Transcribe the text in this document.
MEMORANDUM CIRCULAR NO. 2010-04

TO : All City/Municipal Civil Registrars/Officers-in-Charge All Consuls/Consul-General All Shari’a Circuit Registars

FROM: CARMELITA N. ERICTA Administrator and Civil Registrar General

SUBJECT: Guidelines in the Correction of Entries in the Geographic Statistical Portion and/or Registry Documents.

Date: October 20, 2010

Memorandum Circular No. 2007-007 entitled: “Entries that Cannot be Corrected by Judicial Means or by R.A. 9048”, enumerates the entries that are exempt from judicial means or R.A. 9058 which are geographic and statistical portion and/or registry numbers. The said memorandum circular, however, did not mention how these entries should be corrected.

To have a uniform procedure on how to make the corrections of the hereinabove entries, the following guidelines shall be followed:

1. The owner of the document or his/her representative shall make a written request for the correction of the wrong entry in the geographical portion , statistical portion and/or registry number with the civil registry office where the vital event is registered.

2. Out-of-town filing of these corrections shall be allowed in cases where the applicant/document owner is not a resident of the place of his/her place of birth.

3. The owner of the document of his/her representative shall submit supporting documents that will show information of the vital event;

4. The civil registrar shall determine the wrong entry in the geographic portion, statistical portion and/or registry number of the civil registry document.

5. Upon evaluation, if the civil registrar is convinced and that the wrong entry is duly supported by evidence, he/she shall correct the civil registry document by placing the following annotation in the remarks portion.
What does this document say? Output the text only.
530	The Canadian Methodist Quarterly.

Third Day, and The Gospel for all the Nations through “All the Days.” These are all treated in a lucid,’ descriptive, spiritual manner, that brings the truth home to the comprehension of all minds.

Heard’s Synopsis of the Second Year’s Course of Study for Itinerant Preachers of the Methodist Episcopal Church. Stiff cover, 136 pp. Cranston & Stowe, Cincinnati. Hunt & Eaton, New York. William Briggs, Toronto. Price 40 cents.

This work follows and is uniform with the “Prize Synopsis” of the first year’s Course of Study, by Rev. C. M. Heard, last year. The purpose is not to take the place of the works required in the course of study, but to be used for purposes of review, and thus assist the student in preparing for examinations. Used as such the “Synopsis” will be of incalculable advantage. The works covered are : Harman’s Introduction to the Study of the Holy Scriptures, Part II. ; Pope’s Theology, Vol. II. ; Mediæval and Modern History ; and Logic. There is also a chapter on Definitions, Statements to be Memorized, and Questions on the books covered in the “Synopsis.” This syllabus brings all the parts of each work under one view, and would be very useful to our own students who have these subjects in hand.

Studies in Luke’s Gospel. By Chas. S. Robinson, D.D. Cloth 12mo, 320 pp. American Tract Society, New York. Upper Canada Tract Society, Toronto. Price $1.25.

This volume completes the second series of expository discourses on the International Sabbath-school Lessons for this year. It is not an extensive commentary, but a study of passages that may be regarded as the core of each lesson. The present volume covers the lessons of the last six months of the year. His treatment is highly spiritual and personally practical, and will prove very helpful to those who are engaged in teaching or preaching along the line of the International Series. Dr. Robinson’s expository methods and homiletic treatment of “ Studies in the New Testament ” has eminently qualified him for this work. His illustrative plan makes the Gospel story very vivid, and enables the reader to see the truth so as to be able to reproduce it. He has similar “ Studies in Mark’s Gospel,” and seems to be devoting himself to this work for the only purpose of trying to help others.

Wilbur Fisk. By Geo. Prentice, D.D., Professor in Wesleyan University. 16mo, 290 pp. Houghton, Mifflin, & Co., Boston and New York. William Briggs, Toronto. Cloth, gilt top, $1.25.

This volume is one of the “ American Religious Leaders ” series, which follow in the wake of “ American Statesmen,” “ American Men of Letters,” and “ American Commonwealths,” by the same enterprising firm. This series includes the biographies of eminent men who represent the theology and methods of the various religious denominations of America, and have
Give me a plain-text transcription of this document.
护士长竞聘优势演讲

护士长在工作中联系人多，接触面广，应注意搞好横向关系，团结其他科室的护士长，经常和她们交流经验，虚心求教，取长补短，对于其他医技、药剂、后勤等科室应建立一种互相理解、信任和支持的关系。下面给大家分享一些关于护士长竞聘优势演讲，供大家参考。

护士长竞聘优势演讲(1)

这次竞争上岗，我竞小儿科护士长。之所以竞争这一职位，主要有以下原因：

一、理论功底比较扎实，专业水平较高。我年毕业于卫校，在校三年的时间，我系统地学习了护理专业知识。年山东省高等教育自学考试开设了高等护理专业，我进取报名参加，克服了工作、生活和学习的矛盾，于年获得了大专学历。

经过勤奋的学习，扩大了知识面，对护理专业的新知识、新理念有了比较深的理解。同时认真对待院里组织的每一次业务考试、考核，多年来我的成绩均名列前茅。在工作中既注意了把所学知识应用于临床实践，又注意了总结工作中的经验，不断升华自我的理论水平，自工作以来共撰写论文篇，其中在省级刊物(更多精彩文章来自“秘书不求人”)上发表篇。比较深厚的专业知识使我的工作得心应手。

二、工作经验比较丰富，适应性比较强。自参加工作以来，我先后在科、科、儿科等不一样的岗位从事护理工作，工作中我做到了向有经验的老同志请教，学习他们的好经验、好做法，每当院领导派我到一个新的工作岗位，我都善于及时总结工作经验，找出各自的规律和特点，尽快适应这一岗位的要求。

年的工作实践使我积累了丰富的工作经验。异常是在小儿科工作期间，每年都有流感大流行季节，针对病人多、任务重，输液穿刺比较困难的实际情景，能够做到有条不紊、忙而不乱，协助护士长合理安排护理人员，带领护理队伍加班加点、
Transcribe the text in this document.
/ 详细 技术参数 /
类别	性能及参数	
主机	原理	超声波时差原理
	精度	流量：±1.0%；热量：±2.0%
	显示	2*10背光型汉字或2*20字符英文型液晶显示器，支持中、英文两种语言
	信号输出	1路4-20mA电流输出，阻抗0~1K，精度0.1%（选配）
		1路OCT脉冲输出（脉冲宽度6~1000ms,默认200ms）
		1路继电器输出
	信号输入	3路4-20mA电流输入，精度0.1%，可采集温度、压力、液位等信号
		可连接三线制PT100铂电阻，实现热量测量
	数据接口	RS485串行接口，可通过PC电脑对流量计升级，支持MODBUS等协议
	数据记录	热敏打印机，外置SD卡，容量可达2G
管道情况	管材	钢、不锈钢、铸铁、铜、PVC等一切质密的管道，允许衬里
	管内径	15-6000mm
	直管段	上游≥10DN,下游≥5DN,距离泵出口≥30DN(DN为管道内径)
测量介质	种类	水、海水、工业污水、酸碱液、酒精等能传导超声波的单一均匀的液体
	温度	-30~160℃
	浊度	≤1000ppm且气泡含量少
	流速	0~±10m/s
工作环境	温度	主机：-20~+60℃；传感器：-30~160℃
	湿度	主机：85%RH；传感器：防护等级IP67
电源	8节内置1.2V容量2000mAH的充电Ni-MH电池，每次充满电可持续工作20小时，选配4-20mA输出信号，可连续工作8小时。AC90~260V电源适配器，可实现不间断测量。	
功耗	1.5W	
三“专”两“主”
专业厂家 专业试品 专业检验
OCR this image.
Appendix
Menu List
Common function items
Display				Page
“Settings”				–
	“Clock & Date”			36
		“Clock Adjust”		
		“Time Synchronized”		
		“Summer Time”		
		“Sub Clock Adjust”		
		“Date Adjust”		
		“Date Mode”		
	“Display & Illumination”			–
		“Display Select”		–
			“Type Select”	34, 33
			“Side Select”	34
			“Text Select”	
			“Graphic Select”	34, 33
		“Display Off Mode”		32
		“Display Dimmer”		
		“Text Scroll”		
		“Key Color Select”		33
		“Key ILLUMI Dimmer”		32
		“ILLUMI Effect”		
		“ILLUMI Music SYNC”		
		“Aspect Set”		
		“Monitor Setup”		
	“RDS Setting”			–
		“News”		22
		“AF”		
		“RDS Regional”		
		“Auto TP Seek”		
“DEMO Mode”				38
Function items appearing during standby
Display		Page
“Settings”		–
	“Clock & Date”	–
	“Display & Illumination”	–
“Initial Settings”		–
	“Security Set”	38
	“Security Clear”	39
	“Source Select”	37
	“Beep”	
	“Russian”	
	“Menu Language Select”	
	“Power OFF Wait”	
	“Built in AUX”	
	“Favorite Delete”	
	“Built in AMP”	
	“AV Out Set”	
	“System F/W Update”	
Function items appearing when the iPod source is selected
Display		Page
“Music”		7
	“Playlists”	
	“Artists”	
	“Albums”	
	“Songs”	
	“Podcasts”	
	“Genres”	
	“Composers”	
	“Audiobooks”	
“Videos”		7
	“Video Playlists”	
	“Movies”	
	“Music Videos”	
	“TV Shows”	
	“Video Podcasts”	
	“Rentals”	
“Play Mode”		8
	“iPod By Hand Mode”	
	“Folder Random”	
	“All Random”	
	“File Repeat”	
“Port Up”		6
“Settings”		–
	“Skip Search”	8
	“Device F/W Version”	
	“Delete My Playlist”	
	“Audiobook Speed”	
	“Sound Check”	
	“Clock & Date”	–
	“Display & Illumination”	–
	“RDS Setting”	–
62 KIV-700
+-------+
#### [What is expected]
From the listing above, copy every line that includes the word "with".

#### [Exercise output]
1. The owner of the document or his/her representative shall make a written request for the correction of the wrong entry in the geographical portion , statistical portion and/or registry number with the civil registry office where the vital event is registered.
This work follows and is uniform with the “Prize Synopsis” of the first year’s Course of Study, by Rev. C. M. Heard, last year. The purpose is not to take the place of the works required in the course of study, but to be used for purposes of review, and thus assist the student in preparing for examinations. Used as such the “Synopsis” will be of incalculable advantage. The works covered are : Harman’s Introduction to the Study of the Holy Scriptures, Part II. ; Pope’s Theology, Vol. II. ; Mediæval and Modern History ; and Logic. There is also a chapter on Definitions, Statements to be Memorized, and Questions on the books covered in the “Synopsis.” This syllabus brings all the parts of each work under one view, and would be very useful to our own students who have these subjects in hand.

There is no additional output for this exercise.